▶ **What the exercise asks**
Every line that contains "classMethod" counts once; give the total number of such lines, with no other words.
* begin Records to use *
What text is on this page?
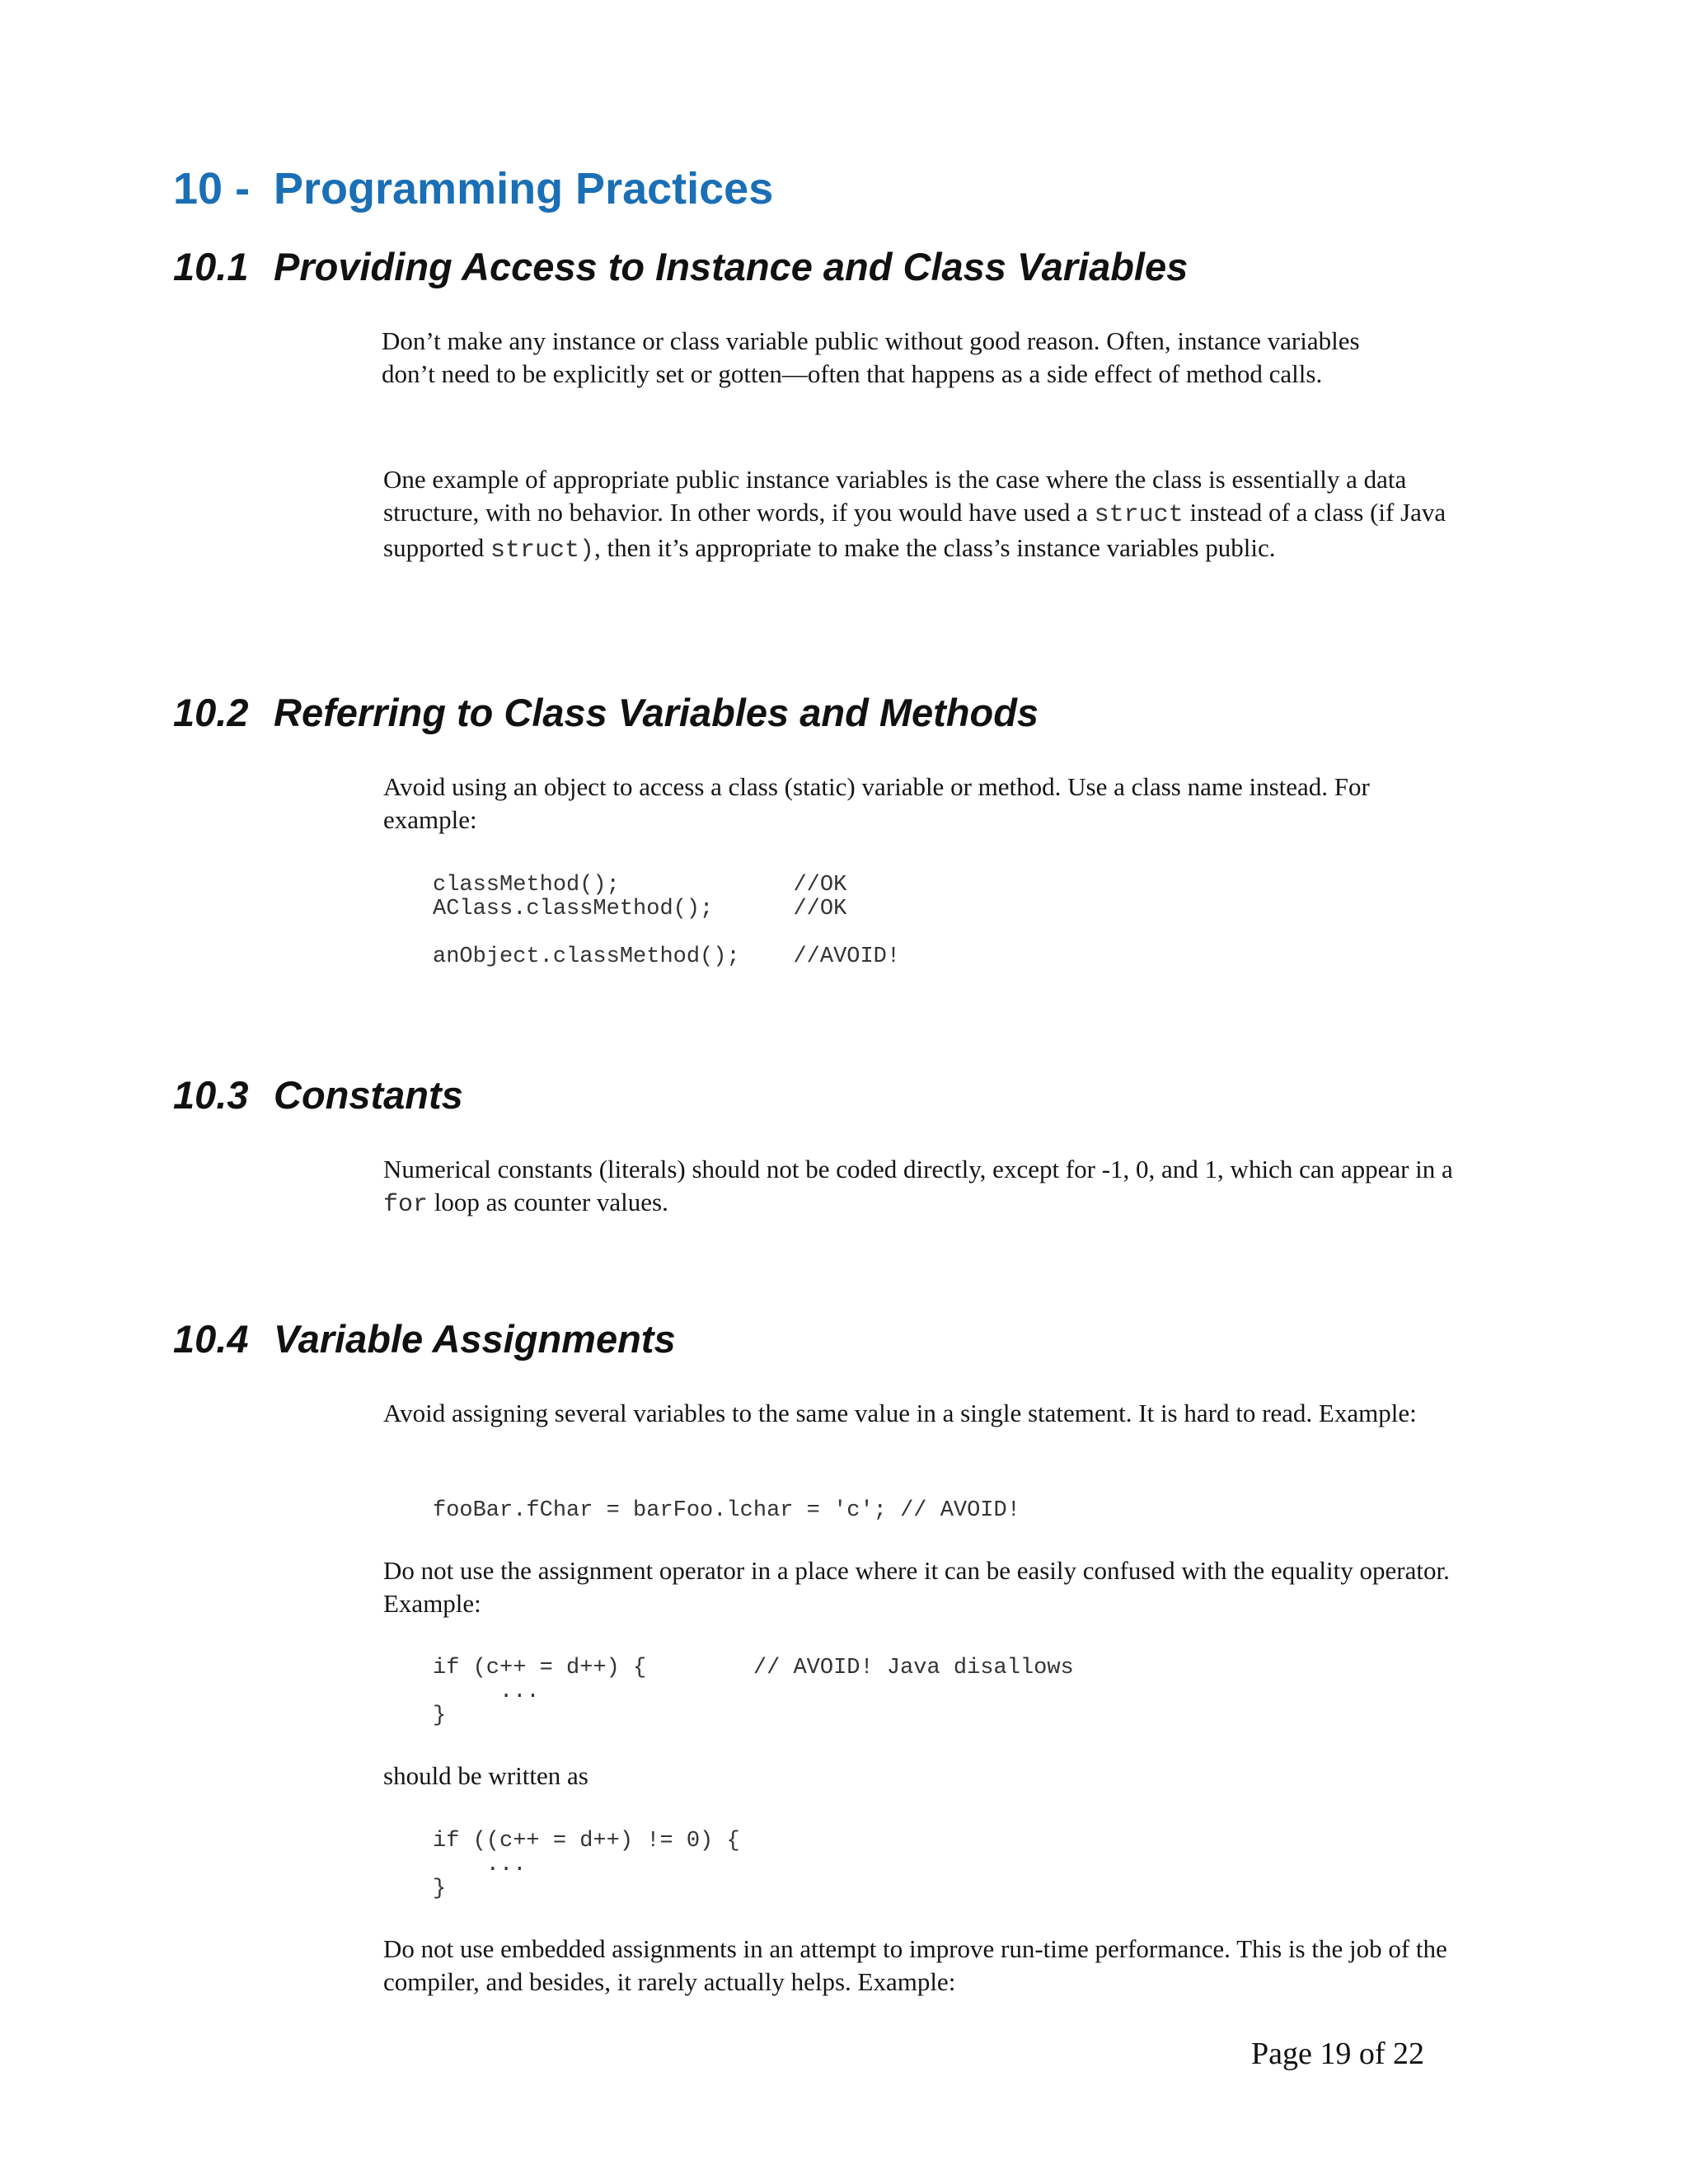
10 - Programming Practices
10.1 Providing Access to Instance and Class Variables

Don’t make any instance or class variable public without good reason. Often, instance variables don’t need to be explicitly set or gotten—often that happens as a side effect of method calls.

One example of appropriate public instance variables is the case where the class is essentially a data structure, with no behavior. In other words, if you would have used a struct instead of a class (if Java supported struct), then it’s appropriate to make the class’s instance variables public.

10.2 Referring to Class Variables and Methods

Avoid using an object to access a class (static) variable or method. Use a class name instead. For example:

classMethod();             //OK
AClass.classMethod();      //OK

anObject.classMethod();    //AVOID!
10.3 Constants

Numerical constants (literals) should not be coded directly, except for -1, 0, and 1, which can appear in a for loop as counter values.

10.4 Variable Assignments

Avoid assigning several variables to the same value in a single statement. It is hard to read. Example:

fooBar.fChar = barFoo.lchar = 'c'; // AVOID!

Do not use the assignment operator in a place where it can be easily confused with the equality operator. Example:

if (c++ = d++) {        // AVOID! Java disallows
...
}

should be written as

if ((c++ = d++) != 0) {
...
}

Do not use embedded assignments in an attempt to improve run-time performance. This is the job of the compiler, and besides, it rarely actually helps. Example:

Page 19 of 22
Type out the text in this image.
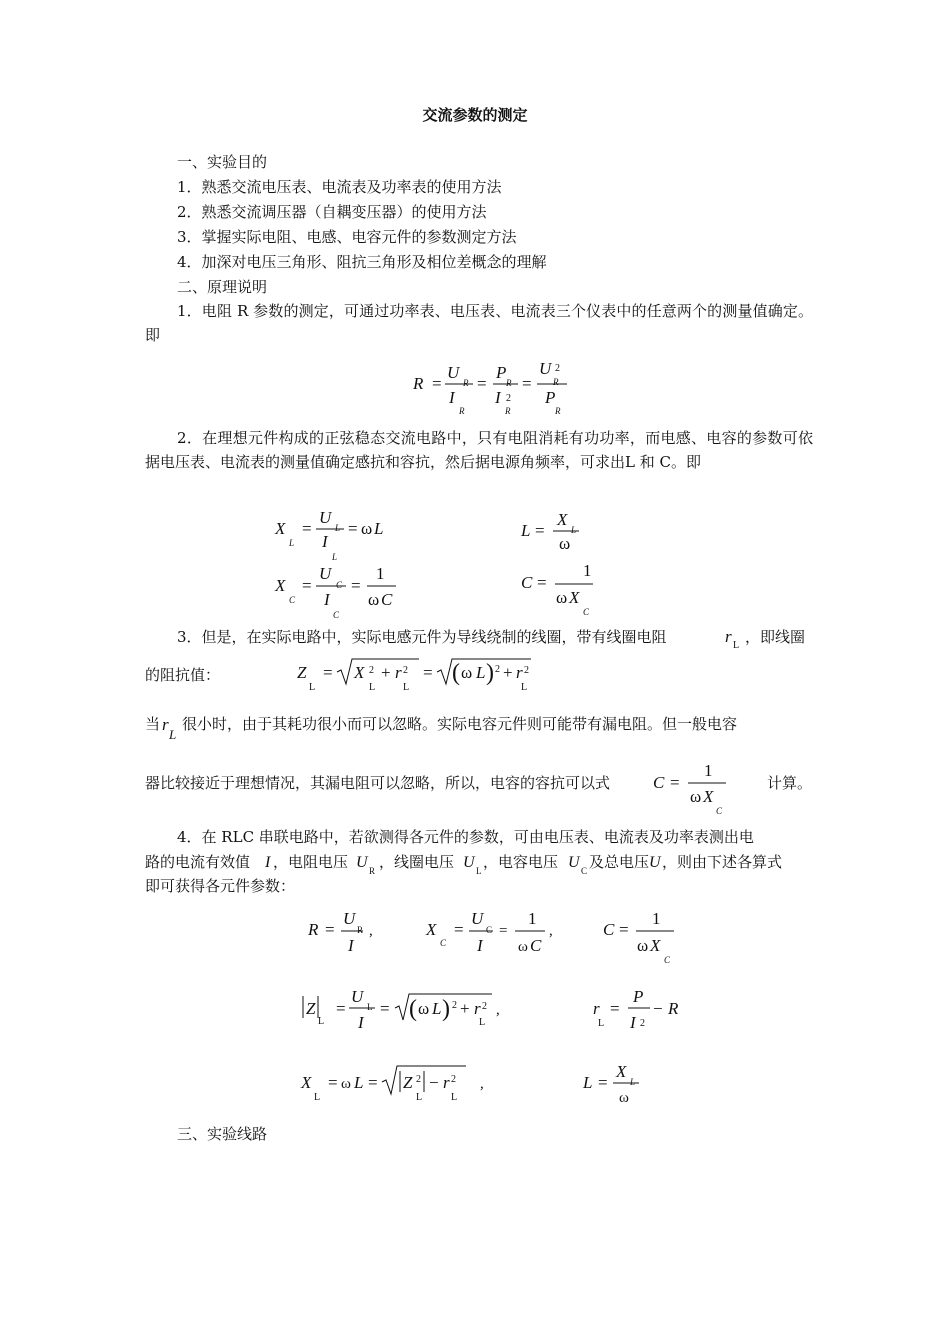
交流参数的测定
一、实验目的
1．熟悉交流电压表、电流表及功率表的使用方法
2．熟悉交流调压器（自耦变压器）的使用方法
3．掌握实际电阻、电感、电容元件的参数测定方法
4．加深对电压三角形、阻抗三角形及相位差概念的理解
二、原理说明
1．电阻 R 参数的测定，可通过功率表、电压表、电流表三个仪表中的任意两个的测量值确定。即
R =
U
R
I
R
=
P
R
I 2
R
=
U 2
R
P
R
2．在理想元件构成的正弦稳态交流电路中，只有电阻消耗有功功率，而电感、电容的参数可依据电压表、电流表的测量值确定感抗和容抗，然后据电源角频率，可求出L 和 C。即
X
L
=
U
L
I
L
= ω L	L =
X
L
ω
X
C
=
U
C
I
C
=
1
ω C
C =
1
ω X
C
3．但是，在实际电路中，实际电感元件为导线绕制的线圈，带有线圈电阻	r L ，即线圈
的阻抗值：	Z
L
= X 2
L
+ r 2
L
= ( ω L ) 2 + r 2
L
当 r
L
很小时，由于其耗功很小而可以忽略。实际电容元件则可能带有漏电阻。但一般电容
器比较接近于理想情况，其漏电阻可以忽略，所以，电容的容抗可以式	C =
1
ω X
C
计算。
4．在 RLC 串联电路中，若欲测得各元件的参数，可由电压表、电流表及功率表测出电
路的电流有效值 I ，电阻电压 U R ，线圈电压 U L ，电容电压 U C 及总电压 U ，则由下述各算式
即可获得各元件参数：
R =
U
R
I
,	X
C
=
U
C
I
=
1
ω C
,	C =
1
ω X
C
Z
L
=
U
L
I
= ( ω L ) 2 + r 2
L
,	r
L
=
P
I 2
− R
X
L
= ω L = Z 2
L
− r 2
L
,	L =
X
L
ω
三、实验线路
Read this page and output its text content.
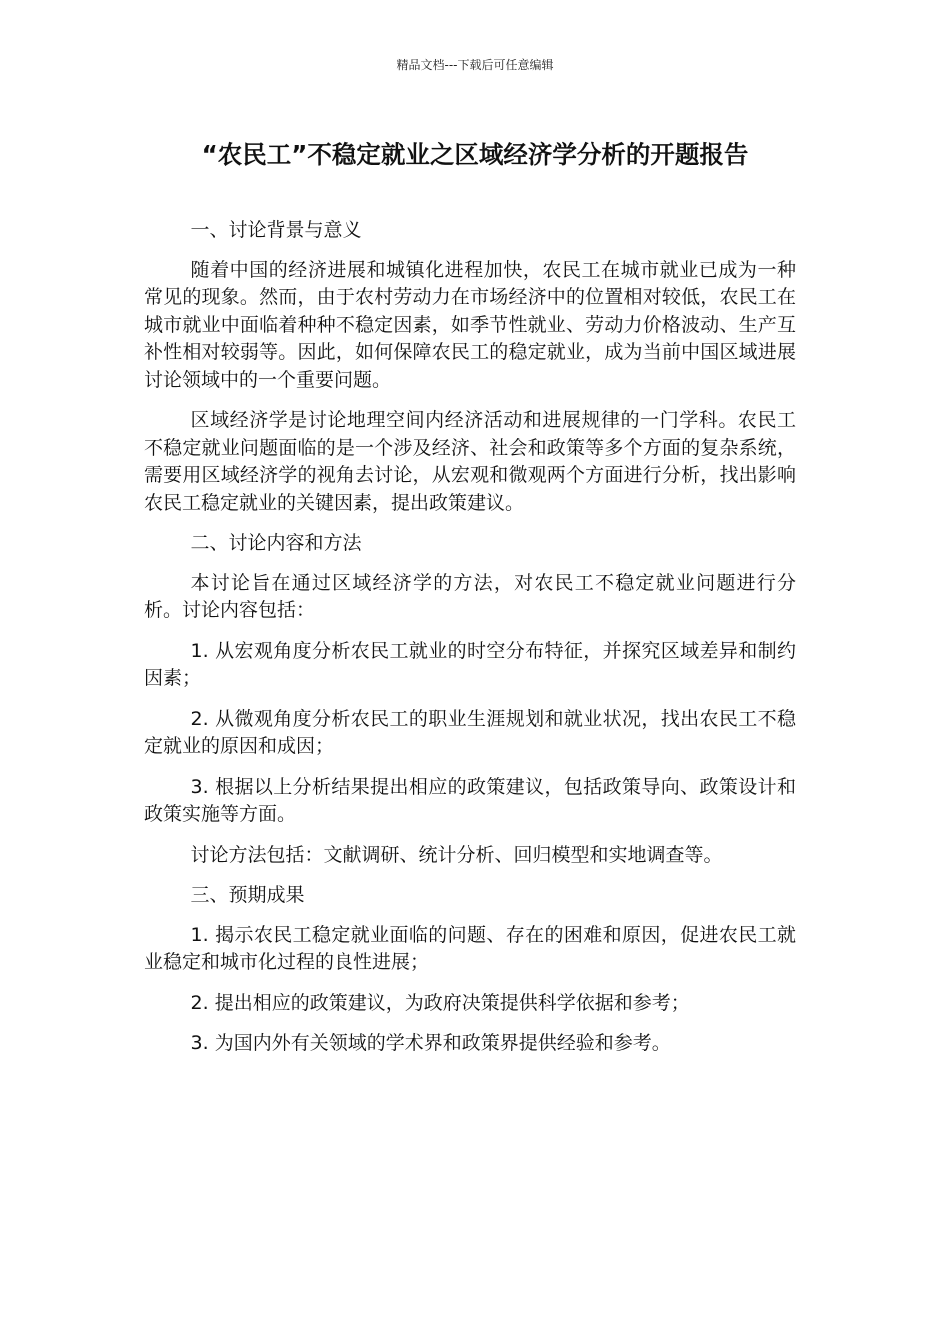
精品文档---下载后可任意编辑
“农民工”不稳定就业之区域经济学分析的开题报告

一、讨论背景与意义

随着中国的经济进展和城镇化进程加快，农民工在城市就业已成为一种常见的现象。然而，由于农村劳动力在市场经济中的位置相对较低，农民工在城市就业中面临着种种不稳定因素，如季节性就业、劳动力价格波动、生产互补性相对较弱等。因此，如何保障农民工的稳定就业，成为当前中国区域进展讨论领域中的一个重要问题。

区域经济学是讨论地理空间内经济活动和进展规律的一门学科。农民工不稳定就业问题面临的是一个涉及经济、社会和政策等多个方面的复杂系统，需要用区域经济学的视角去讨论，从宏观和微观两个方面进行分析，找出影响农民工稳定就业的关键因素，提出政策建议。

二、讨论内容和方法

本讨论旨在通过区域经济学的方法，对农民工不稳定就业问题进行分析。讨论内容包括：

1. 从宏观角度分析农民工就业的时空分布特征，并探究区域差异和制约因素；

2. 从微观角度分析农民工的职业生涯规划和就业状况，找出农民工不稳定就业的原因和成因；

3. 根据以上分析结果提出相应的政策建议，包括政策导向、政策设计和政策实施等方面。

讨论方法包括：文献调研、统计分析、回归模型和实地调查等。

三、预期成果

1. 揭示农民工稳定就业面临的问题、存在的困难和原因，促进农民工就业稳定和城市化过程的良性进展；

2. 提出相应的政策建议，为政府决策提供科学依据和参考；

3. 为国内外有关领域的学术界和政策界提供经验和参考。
* end Records to use *
▶ **Solution to the problem**
3